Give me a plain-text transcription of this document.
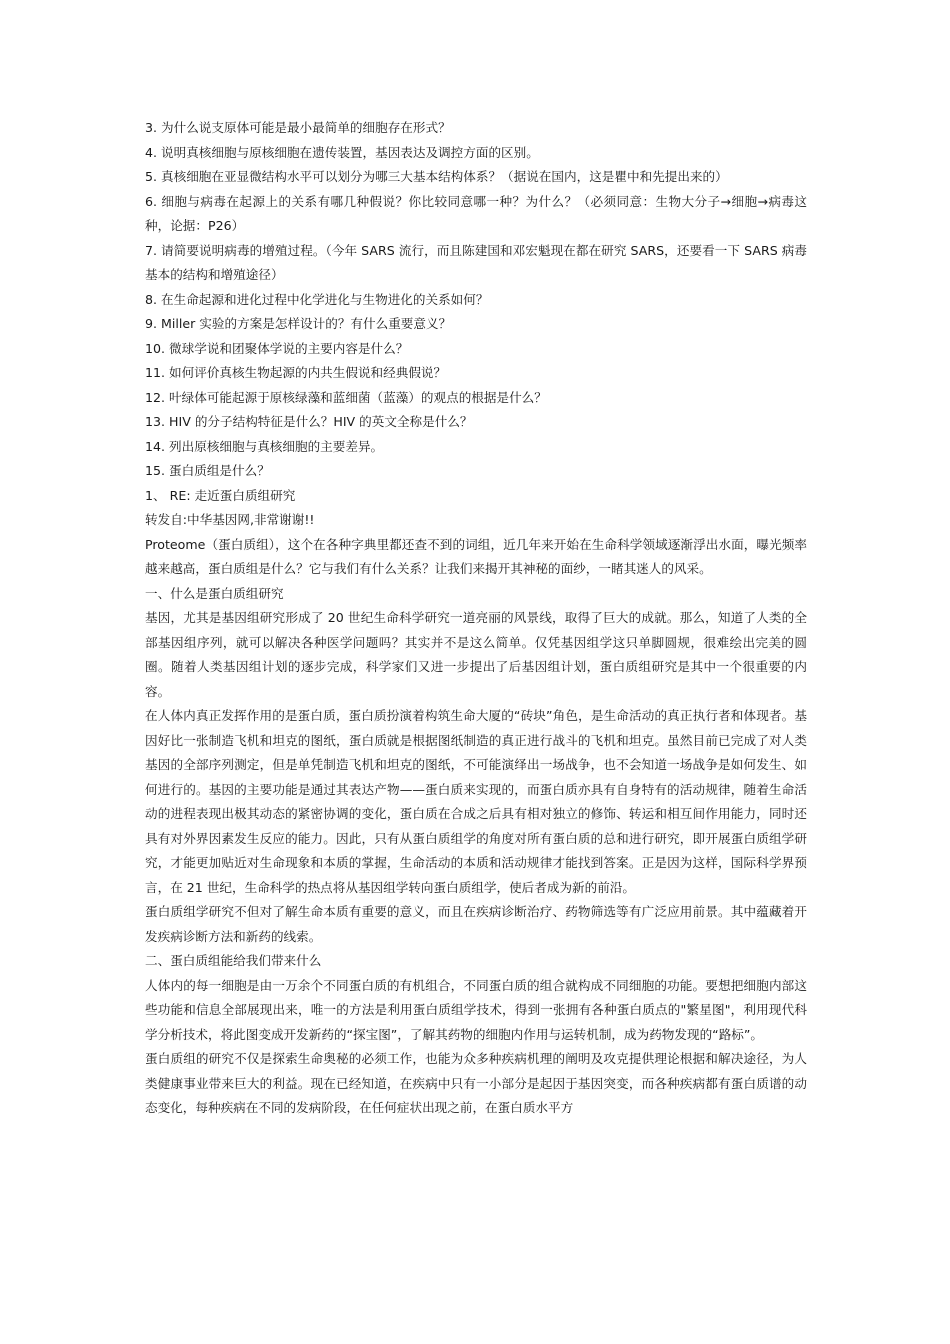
3. 为什么说支原体可能是最小最简单的细胞存在形式？

4. 说明真核细胞与原核细胞在遗传装置，基因表达及调控方面的区别。

5. 真核细胞在亚显微结构水平可以划分为哪三大基本结构体系？（据说在国内，这是瞿中和先提出来的）

6. 细胞与病毒在起源上的关系有哪几种假说？你比较同意哪一种？为什么？（必须同意：生物大分子→细胞→病毒这种，论据：P26）

7. 请简要说明病毒的增殖过程。（今年 SARS 流行，而且陈建国和邓宏魁现在都在研究 SARS，还要看一下 SARS 病毒基本的结构和增殖途径）

8. 在生命起源和进化过程中化学进化与生物进化的关系如何？

9. Miller 实验的方案是怎样设计的？有什么重要意义？

10. 微球学说和团聚体学说的主要内容是什么？

11. 如何评价真核生物起源的内共生假说和经典假说？

12. 叶绿体可能起源于原核绿藻和蓝细菌（蓝藻）的观点的根据是什么？

13. HIV 的分子结构特征是什么？HIV 的英文全称是什么？

14. 列出原核细胞与真核细胞的主要差异。

15. 蛋白质组是什么？

1、 RE: 走近蛋白质组研究

转发自:中华基因网,非常谢谢!!

Proteome（蛋白质组），这个在各种字典里都还查不到的词组，近几年来开始在生命科学领域逐渐浮出水面，曝光频率越来越高，蛋白质组是什么？它与我们有什么关系？让我们来揭开其神秘的面纱，一睹其迷人的风采。

一、什么是蛋白质组研究

基因，尤其是基因组研究形成了 20 世纪生命科学研究一道亮丽的风景线，取得了巨大的成就。那么，知道了人类的全部基因组序列，就可以解决各种医学问题吗？其实并不是这么简单。仅凭基因组学这只单脚圆规，很难绘出完美的圆圈。随着人类基因组计划的逐步完成，科学家们又进一步提出了后基因组计划，蛋白质组研究是其中一个很重要的内容。

在人体内真正发挥作用的是蛋白质，蛋白质扮演着构筑生命大厦的“砖块”角色，是生命活动的真正执行者和体现者。基因好比一张制造飞机和坦克的图纸，蛋白质就是根据图纸制造的真正进行战斗的飞机和坦克。虽然目前已完成了对人类基因的全部序列测定，但是单凭制造飞机和坦克的图纸，不可能演绎出一场战争，也不会知道一场战争是如何发生、如何进行的。基因的主要功能是通过其表达产物——蛋白质来实现的，而蛋白质亦具有自身特有的活动规律，随着生命活动的进程表现出极其动态的紧密协调的变化，蛋白质在合成之后具有相对独立的修饰、转运和相互间作用能力，同时还具有对外界因素发生反应的能力。因此，只有从蛋白质组学的角度对所有蛋白质的总和进行研究，即开展蛋白质组学研究，才能更加贴近对生命现象和本质的掌握，生命活动的本质和活动规律才能找到答案。正是因为这样，国际科学界预言，在 21 世纪，生命科学的热点将从基因组学转向蛋白质组学，使后者成为新的前沿。

蛋白质组学研究不但对了解生命本质有重要的意义，而且在疾病诊断治疗、药物筛选等有广泛应用前景。其中蕴藏着开发疾病诊断方法和新药的线索。

二、蛋白质组能给我们带来什么

人体内的每一细胞是由一万余个不同蛋白质的有机组合，不同蛋白质的组合就构成不同细胞的功能。要想把细胞内部这些功能和信息全部展现出来，唯一的方法是利用蛋白质组学技术，得到一张拥有各种蛋白质点的"繁星图"，利用现代科学分析技术，将此图变成开发新药的“探宝图”，了解其药物的细胞内作用与运转机制，成为药物发现的“路标”。

蛋白质组的研究不仅是探索生命奥秘的必须工作，也能为众多种疾病机理的阐明及攻克提供理论根据和解决途径，为人类健康事业带来巨大的利益。现在已经知道，在疾病中只有一小部分是起因于基因突变，而各种疾病都有蛋白质谱的动态变化，每种疾病在不同的发病阶段，在任何症状出现之前，在蛋白质水平方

**INSTRUCTIONS FOR THE TASK:** Above are records; say how many of their lines contain the word "蛋白质组是什么", giving only the number.

**SOLUTION FOR THIS TASK:** 2